* [Exercise prompt]: Exclude the pictures and return every line exactly as written.

[BEGIN Data in this exercise]

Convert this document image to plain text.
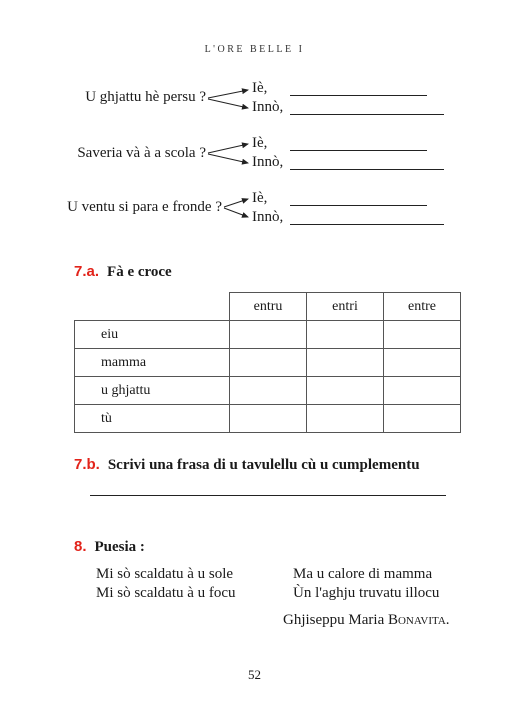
L'ORE BELLE I
U ghjattu hè persu ?
Iè,
Innò,
Saveria và à a scola ?
Iè,
Innò,
U ventu si para e fronde ?
Iè,
Innò,
7.a. Fà e croce
	entru	entri	entre
eiu			
mamma			
u ghjattu			
tù			
7.b. Scrivi una frasa di u tavulellu cù u cumplementu
8. Puesia :
Mi sò scaldatu à u sole
Mi sò scaldatu à u focu
Ma u calore di mamma
Ùn l'aghju truvatu illocu
Ghjiseppu Maria Bonavita.
52
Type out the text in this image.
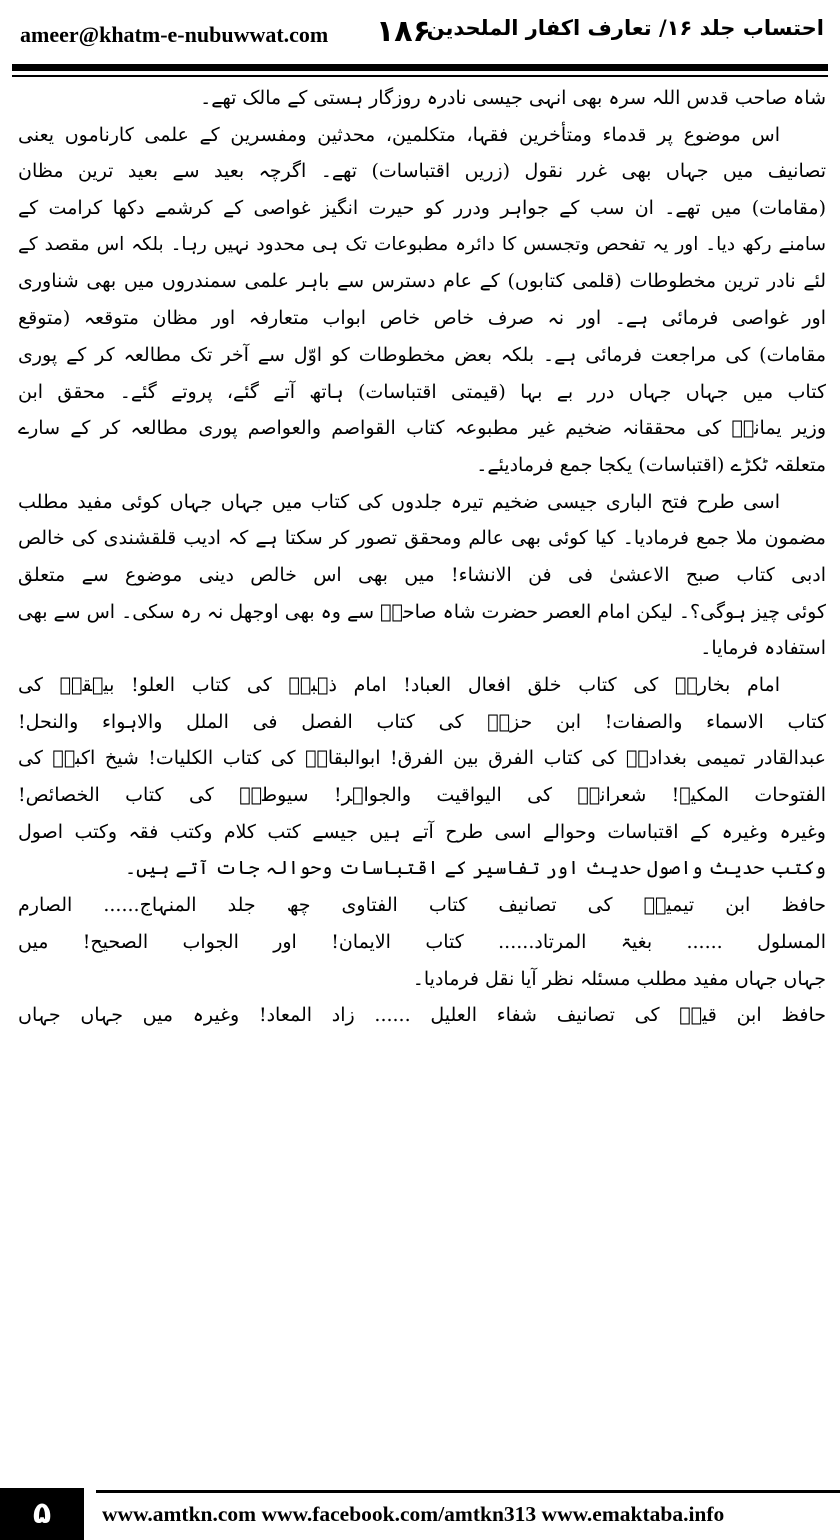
ameer@khatm-e-nubuwwat.com ۱۸۶
احتساب جلد ۱۶/ تعارف اکفار الملحدین
شاہ صاحب قدس اللہ سرہ بھی انہی جیسی نادرہ روزگار ہستی کے مالک تھے۔
اس موضوع پر قدماء ومتأخرین فقہا، متکلمین، محدثین ومفسرین کے علمی کارناموں یعنی
تصانیف میں جہاں بھی غرر نقول (زریں اقتباسات) تھے۔ اگرچہ بعید سے بعید ترین مظان
(مقامات) میں تھے۔ ان سب کے جواہر ودرر کو حیرت انگیز غواصی کے کرشمے دکھا کرامت کے
سامنے رکھ دیا۔ اور یہ تفحص وتجسس کا دائرہ مطبوعات تک ہی محدود نہیں رہا۔ بلکہ اس مقصد کے
لئے نادر ترین مخطوطات (قلمی کتابوں) کے عام دسترس سے باہر علمی سمندروں میں بھی شناوری
اور غواصی فرمائی ہے۔ اور نہ صرف خاص خاص ابواب متعارفہ اور مظان متوقعہ (متوقع
مقامات) کی مراجعت فرمائی ہے۔ بلکہ بعض مخطوطات کو اوّل سے آخر تک مطالعہ کر کے پوری
کتاب میں جہاں جہاں درر بے بہا (قیمتی اقتباسات) ہاتھ آتے گئے، پروتے گئے۔ محقق ابن
وزیر یمانیؒ کی محققانہ ضخیم غیر مطبوعہ کتاب القواصم والعواصم پوری مطالعہ کر کے سارے
متعلقہ ٹکڑے (اقتباسات) یکجا جمع فرمادیئے۔
اسی طرح فتح الباری جیسی ضخیم تیرہ جلدوں کی کتاب میں جہاں جہاں کوئی مفید مطلب
مضمون ملا جمع فرمادیا۔ کیا کوئی بھی عالم ومحقق تصور کر سکتا ہے کہ ادیب قلقشندی کی خالص
ادبی کتاب صبح الاعشیٰ فی فن الانشاء! میں بھی اس خالص دینی موضوع سے متعلق
کوئی چیز ہوگی؟۔ لیکن امام العصر حضرت شاہ صاحبؒ سے وہ بھی اوجھل نہ رہ سکی۔ اس سے بھی
استفادہ فرمایا۔
امام بخاریؒ کی کتاب خلق افعال العباد! امام ذہبیؒ کی کتاب العلو! بیہقیؒ کی
کتاب الاسماء والصفات! ابن حزمؒ کی کتاب الفصل فی الملل والاہواء والنحل!
عبدالقادر تمیمی بغدادیؒ کی کتاب الفرق بین الفرق! ابوالبقاءؒ کی کتاب الکلیات! شیخ اکبرؒ کی
الفتوحات المکیۃ! شعرانیؒ کی الیواقیت والجواہر! سیوطیؒ کی کتاب الخصائص!
وغیرہ وغیرہ کے اقتباسات وحوالے اسی طرح آتے ہیں جیسے کتب کلام وکتب فقہ وکتب اصول
وکتب حدیث واصول حدیث اور تفاسیر کے اقتباسات وحوالہ جات آتے ہیں۔
حافظ ابن تیمیہؒ کی تصانیف کتاب الفتاوی چھ جلد المنہاج...... الصارم
المسلول ...... بغیۃ المرتاد...... کتاب الایمان! اور الجواب الصحیح! میں
جہاں جہاں مفید مطلب مسئلہ نظر آیا نقل فرمادیا۔
حافظ ابن قیمؒ کی تصانیف شفاء العلیل ...... زاد المعاد! وغیرہ میں جہاں جہاں
۵	www.amtkn.com www.facebook.com/amtkn313 www.emaktaba.info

[END Data in this exercise]

* [Answer for the task]:
Convert this document image to plain text.
L'ORE BELLE I
U ghjattu hè persu ?
Iè,
Innò,
Saveria và à a scola ?
Iè,
Innò,
U ventu si para e fronde ?
Iè,
Innò,
7.a. Fà e croce
	entru	entri	entre
eiu			
mamma			
u ghjattu			
tù			
7.b. Scrivi una frasa di u tavulellu cù u cumplementu
8. Puesia :
Mi sò scaldatu à u sole
Mi sò scaldatu à u focu
Ma u calore di mamma
Ùn l'aghju truvatu illocu
Ghjiseppu Maria Bonavita.
52
Type out the text in this image.
ameer@khatm-e-nubuwwat.com ۱۸۶
احتساب جلد ۱۶/ تعارف اکفار الملحدین
شاہ صاحب قدس اللہ سرہ بھی انہی جیسی نادرہ روزگار ہستی کے مالک تھے۔
اس موضوع پر قدماء ومتأخرین فقہا، متکلمین، محدثین ومفسرین کے علمی کارناموں یعنی
تصانیف میں جہاں بھی غرر نقول (زریں اقتباسات) تھے۔ اگرچہ بعید سے بعید ترین مظان
(مقامات) میں تھے۔ ان سب کے جواہر ودرر کو حیرت انگیز غواصی کے کرشمے دکھا کرامت کے
سامنے رکھ دیا۔ اور یہ تفحص وتجسس کا دائرہ مطبوعات تک ہی محدود نہیں رہا۔ بلکہ اس مقصد کے
لئے نادر ترین مخطوطات (قلمی کتابوں) کے عام دسترس سے باہر علمی سمندروں میں بھی شناوری
اور غواصی فرمائی ہے۔ اور نہ صرف خاص خاص ابواب متعارفہ اور مظان متوقعہ (متوقع
مقامات) کی مراجعت فرمائی ہے۔ بلکہ بعض مخطوطات کو اوّل سے آخر تک مطالعہ کر کے پوری
کتاب میں جہاں جہاں درر بے بہا (قیمتی اقتباسات) ہاتھ آتے گئے، پروتے گئے۔ محقق ابن
وزیر یمانیؒ کی محققانہ ضخیم غیر مطبوعہ کتاب القواصم والعواصم پوری مطالعہ کر کے سارے
متعلقہ ٹکڑے (اقتباسات) یکجا جمع فرمادیئے۔
اسی طرح فتح الباری جیسی ضخیم تیرہ جلدوں کی کتاب میں جہاں جہاں کوئی مفید مطلب
مضمون ملا جمع فرمادیا۔ کیا کوئی بھی عالم ومحقق تصور کر سکتا ہے کہ ادیب قلقشندی کی خالص
ادبی کتاب صبح الاعشیٰ فی فن الانشاء! میں بھی اس خالص دینی موضوع سے متعلق
کوئی چیز ہوگی؟۔ لیکن امام العصر حضرت شاہ صاحبؒ سے وہ بھی اوجھل نہ رہ سکی۔ اس سے بھی
استفادہ فرمایا۔
امام بخاریؒ کی کتاب خلق افعال العباد! امام ذہبیؒ کی کتاب العلو! بیہقیؒ کی
کتاب الاسماء والصفات! ابن حزمؒ کی کتاب الفصل فی الملل والاہواء والنحل!
عبدالقادر تمیمی بغدادیؒ کی کتاب الفرق بین الفرق! ابوالبقاءؒ کی کتاب الکلیات! شیخ اکبرؒ کی
الفتوحات المکیۃ! شعرانیؒ کی الیواقیت والجواہر! سیوطیؒ کی کتاب الخصائص!
وغیرہ وغیرہ کے اقتباسات وحوالے اسی طرح آتے ہیں جیسے کتب کلام وکتب فقہ وکتب اصول
وکتب حدیث واصول حدیث اور تفاسیر کے اقتباسات وحوالہ جات آتے ہیں۔
حافظ ابن تیمیہؒ کی تصانیف کتاب الفتاوی چھ جلد المنہاج...... الصارم
المسلول ...... بغیۃ المرتاد...... کتاب الایمان! اور الجواب الصحیح! میں
جہاں جہاں مفید مطلب مسئلہ نظر آیا نقل فرمادیا۔
حافظ ابن قیمؒ کی تصانیف شفاء العلیل ...... زاد المعاد! وغیرہ میں جہاں جہاں
۵	www.amtkn.com www.facebook.com/amtkn313 www.emaktaba.info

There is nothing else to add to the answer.